- Short task: In the legal excerpt below, on what date would both reciprocal claims have become prescribed?

- Excerpt provided:
═══
Third, the respondents’
cause of action was in any event not
complete on 4 October 1994 because they had not installed the
security features under the
rectified agreement. This means, so the
contention went, that the respondents’ claim to receive payment
(and the appellant’s
obligation to take transfer) could not
have begun to run then.
I deal with the
appellant’s three contentions in turn.
[26] As to the first – that its
claim was not for the transfer of property, I do not believe that the
judge misunderstood
the nature of the appellant’s claim. What
the court found under this heading was that the appellant’s
claim for the
transfer of the property had become prescribed before
the respondents sold the property to the municipality – and the
appellant
thus had no enforceable obligation against the respondents.
In consequence the sale could not constitute a repudiation of the
agreement.
I have no conceptual difficulty with this line of
reasoning.
[27] It is beyond dispute that the
suspensive conditions were fulfilled by 4 October 1994. This
means that the respondents’
claim for payment of the purchase
price as against their obligation to transfer the property to the
appellant arose then. So prescription
would have begun to run against
this claim – and the appellant’s correlative claim for
transfer of the property –
on 4 October 1994, when the debt
became due in terms of s 12(1) of the Act. Both claims, being
reciprocal, would thus have become
prescribed three years later, on 3
October 1997.
1
However, if the respondents had
wilfully withheld information regarding the fulfilment of the
suspensive conditions – and
that the debt was therefore due –
from the appellant, prescription would not have commenced running
until the appellant became
aware of the existence of the debt.
2
The appellant would be deemed to have
had such knowledge if it could have acquired it by exercising
reasonable care.
═══
- Provided information:
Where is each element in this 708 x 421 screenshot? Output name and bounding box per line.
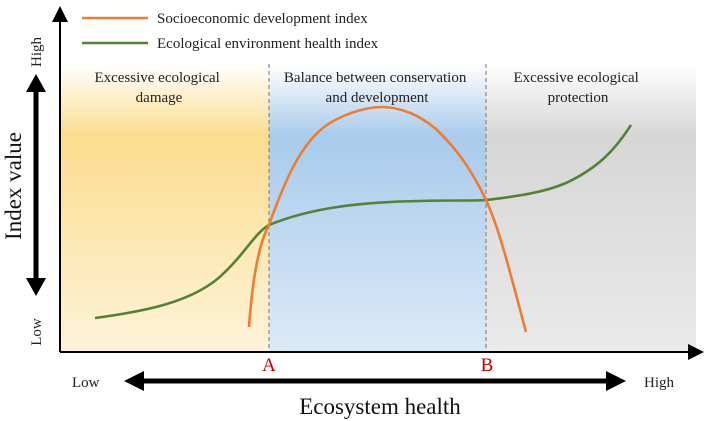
zone-label-balance: Balance between conservation and develop… — [284, 70, 470, 106]
zone-excessive-protection — [486, 64, 696, 352]
zone-label-protection-line1: Excessive ecological — [513, 70, 638, 86]
zone-label-protection: Excessive ecological protection — [513, 70, 642, 106]
legend-socio-label: Socioeconomic development index — [157, 11, 368, 27]
x-axis-low-label: Low — [72, 375, 100, 391]
zone-label-damage-line1: Excessive ecological — [94, 70, 219, 86]
zone-label-protection-line2: protection — [548, 90, 609, 106]
socio-dev-curve — [247, 105, 528, 333]
x-double-arrow-right-head — [606, 371, 626, 391]
legend-eco-label: Ecological environment health index — [157, 36, 379, 52]
point-a-label: A — [262, 355, 276, 376]
zone-excessive-damage — [60, 64, 269, 352]
x-double-arrow-left-head — [124, 371, 144, 391]
legend: Socioeconomic development index Ecologic… — [82, 11, 379, 52]
y-double-arrow-top-head — [26, 74, 46, 92]
zone-balance — [269, 64, 486, 352]
eco-health-curve — [94, 124, 633, 320]
x-axis-high-label: High — [644, 375, 675, 391]
x-axis-title: Ecosystem health — [299, 394, 461, 419]
zone-label-damage: Excessive ecological damage — [94, 70, 223, 106]
zone-label-balance-line2: and development — [326, 90, 430, 106]
zone-label-balance-line1: Balance between conservation — [284, 70, 467, 86]
zone-label-damage-line2: damage — [136, 90, 183, 106]
y-axis-high-label: High — [29, 37, 45, 68]
y-double-arrow-bottom-head — [26, 278, 46, 296]
y-axis-low-label: Low — [29, 318, 45, 346]
point-b-label: B — [481, 355, 494, 376]
y-axis-title: Index value — [1, 132, 26, 240]
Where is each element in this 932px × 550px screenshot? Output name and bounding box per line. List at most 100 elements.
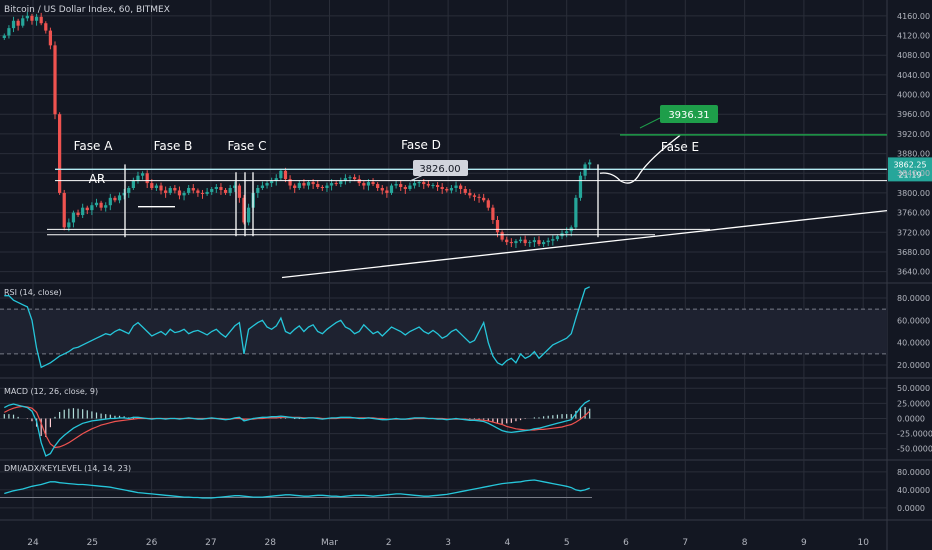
- candle-body[interactable]: [385, 190, 389, 193]
- candle-body[interactable]: [159, 185, 163, 191]
- candle-body[interactable]: [283, 170, 288, 180]
- candle-body[interactable]: [223, 189, 228, 193]
- candle-body[interactable]: [117, 195, 122, 201]
- candle-body[interactable]: [127, 188, 131, 193]
- candle-body[interactable]: [210, 188, 214, 192]
- candle-body[interactable]: [546, 240, 550, 243]
- candle-body[interactable]: [578, 175, 583, 198]
- candle-body[interactable]: [468, 192, 472, 196]
- candle-body[interactable]: [279, 170, 283, 179]
- candle-body[interactable]: [233, 185, 237, 188]
- candle-body[interactable]: [62, 192, 66, 228]
- candle-body[interactable]: [81, 207, 85, 216]
- candle-body[interactable]: [214, 187, 218, 189]
- candle-body[interactable]: [99, 202, 103, 208]
- candle-body[interactable]: [334, 183, 338, 185]
- candle-body[interactable]: [145, 173, 149, 184]
- candle-body[interactable]: [76, 212, 80, 216]
- candle-body[interactable]: [44, 23, 48, 31]
- candle-body[interactable]: [445, 188, 449, 191]
- candle-body[interactable]: [7, 28, 11, 36]
- candle-body[interactable]: [417, 182, 421, 184]
- candle-body[interactable]: [394, 184, 398, 186]
- candle-body[interactable]: [53, 45, 57, 115]
- candle-body[interactable]: [495, 219, 500, 233]
- candle-body[interactable]: [325, 185, 329, 188]
- current-price-tag[interactable]: [888, 157, 932, 182]
- candle-body[interactable]: [376, 184, 380, 188]
- candle-body[interactable]: [482, 197, 486, 201]
- candle-body[interactable]: [306, 182, 311, 186]
- candle-body[interactable]: [2, 35, 6, 38]
- rsi-line[interactable]: [4, 286, 590, 369]
- candle-body[interactable]: [182, 192, 186, 196]
- candle-body[interactable]: [16, 20, 20, 26]
- candle-body[interactable]: [509, 242, 513, 244]
- candle-body[interactable]: [454, 185, 458, 188]
- candle-body[interactable]: [588, 162, 592, 165]
- candle-body[interactable]: [551, 239, 555, 241]
- candle-body[interactable]: [265, 183, 269, 186]
- dmi-adx-line[interactable]: [4, 479, 590, 499]
- candle-body[interactable]: [297, 183, 301, 188]
- candle-body[interactable]: [34, 16, 39, 21]
- candle-body[interactable]: [67, 222, 71, 228]
- candle-body[interactable]: [242, 197, 246, 223]
- rsi-panel[interactable]: [0, 286, 887, 369]
- candle-body[interactable]: [463, 188, 467, 193]
- candle-body[interactable]: [104, 205, 108, 208]
- macd-panel[interactable]: [0, 387, 887, 457]
- candle-body[interactable]: [196, 190, 200, 193]
- candle-body[interactable]: [316, 184, 320, 188]
- candle-body[interactable]: [371, 182, 375, 185]
- candle-body[interactable]: [71, 212, 76, 223]
- candle-body[interactable]: [505, 239, 509, 243]
- candle-body[interactable]: [256, 188, 260, 193]
- candle-body[interactable]: [85, 207, 89, 211]
- candle-body[interactable]: [422, 182, 426, 185]
- candle-body[interactable]: [25, 15, 29, 19]
- candle-body[interactable]: [380, 188, 384, 191]
- candle-body[interactable]: [426, 184, 430, 186]
- candle-body[interactable]: [353, 177, 357, 180]
- candle-body[interactable]: [154, 185, 159, 188]
- candle-body[interactable]: [219, 187, 223, 190]
- candle-body[interactable]: [366, 182, 371, 186]
- candle-body[interactable]: [486, 200, 490, 208]
- candle-body[interactable]: [348, 177, 352, 179]
- candle-body[interactable]: [403, 187, 407, 189]
- candle-body[interactable]: [339, 180, 343, 185]
- candle-body[interactable]: [523, 239, 527, 244]
- candle-body[interactable]: [164, 190, 168, 193]
- candle-body[interactable]: [11, 20, 16, 29]
- candle-body[interactable]: [477, 196, 481, 198]
- candle-body[interactable]: [293, 185, 297, 188]
- candle-body[interactable]: [541, 242, 546, 245]
- candle-body[interactable]: [191, 188, 195, 191]
- candle-body[interactable]: [228, 188, 232, 193]
- candle-body[interactable]: [435, 185, 440, 188]
- candle-body[interactable]: [150, 183, 154, 188]
- candle-body[interactable]: [173, 188, 177, 191]
- candle-body[interactable]: [260, 185, 265, 188]
- candle-body[interactable]: [205, 191, 209, 194]
- macd-line[interactable]: [3, 399, 591, 457]
- candle-body[interactable]: [177, 190, 182, 196]
- candle-body[interactable]: [555, 236, 560, 240]
- candle-body[interactable]: [140, 173, 145, 176]
- candle-body[interactable]: [431, 185, 435, 187]
- candle-body[interactable]: [302, 183, 306, 186]
- candle-body[interactable]: [113, 197, 117, 201]
- candle-body[interactable]: [472, 195, 477, 197]
- candle-body[interactable]: [528, 242, 532, 244]
- candle-body[interactable]: [246, 207, 251, 223]
- candle-body[interactable]: [537, 240, 541, 245]
- candle-body[interactable]: [311, 182, 315, 185]
- candle-body[interactable]: [412, 183, 417, 186]
- candle-body[interactable]: [136, 175, 140, 181]
- candle-body[interactable]: [48, 30, 53, 46]
- candle-body[interactable]: [200, 192, 205, 194]
- candle-body[interactable]: [108, 197, 112, 206]
- candle-body[interactable]: [320, 187, 324, 189]
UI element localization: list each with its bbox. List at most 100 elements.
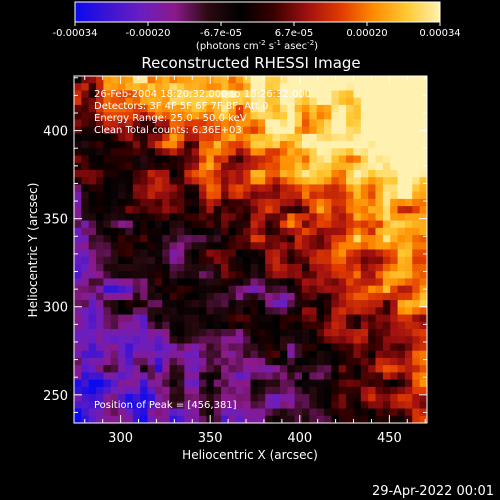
═══
- Result below: 3 October 1997